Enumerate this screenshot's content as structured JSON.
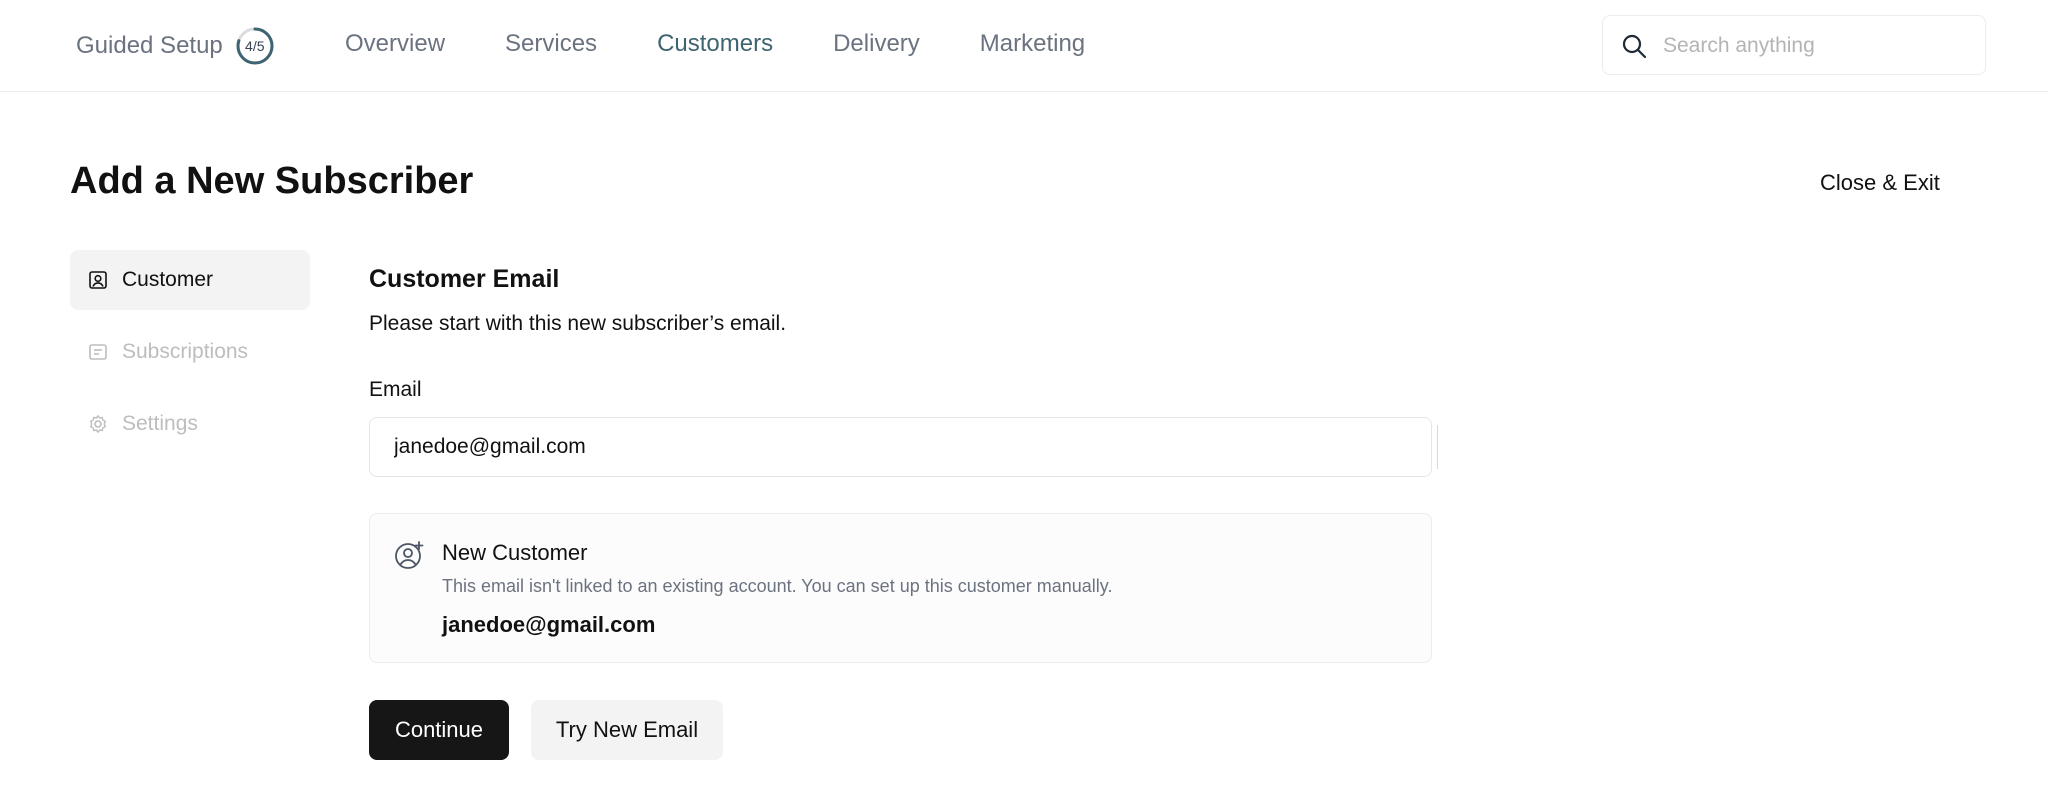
{
  "topbar": {
    "guided_setup_label": "Guided Setup",
    "progress_text": "4/5",
    "progress_fraction": 0.8,
    "nav_items": [
      {
        "label": "Overview"
      },
      {
        "label": "Services"
      },
      {
        "label": "Customers",
        "active": true
      },
      {
        "label": "Delivery"
      },
      {
        "label": "Marketing"
      }
    ],
    "search_placeholder": "Search anything",
    "search_value": ""
  },
  "page": {
    "title": "Add a New Subscriber",
    "close_label": "Close & Exit"
  },
  "steps": [
    {
      "label": "Customer",
      "icon": "user-square-icon",
      "active": true
    },
    {
      "label": "Subscriptions",
      "icon": "list-card-icon",
      "active": false
    },
    {
      "label": "Settings",
      "icon": "gear-icon",
      "active": false
    }
  ],
  "form": {
    "section_title": "Customer Email",
    "section_desc": "Please start with this new subscriber’s email.",
    "email_label": "Email",
    "email_value": "janedoe@gmail.com"
  },
  "card": {
    "icon": "user-plus-icon",
    "title": "New Customer",
    "text": "This email isn't linked to an existing account. You can set up this customer manually.",
    "email": "janedoe@gmail.com"
  },
  "buttons": {
    "continue_label": "Continue",
    "try_new_label": "Try New Email"
  },
  "colors": {
    "accent": "#3d6470",
    "primary_button": "#161616",
    "muted_text": "#6b7280"
  }
}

________________

What is being asked –
The answer must consist solely of the number of lines in the entries that contain the word "janedoe".

Solution to this exercise –
2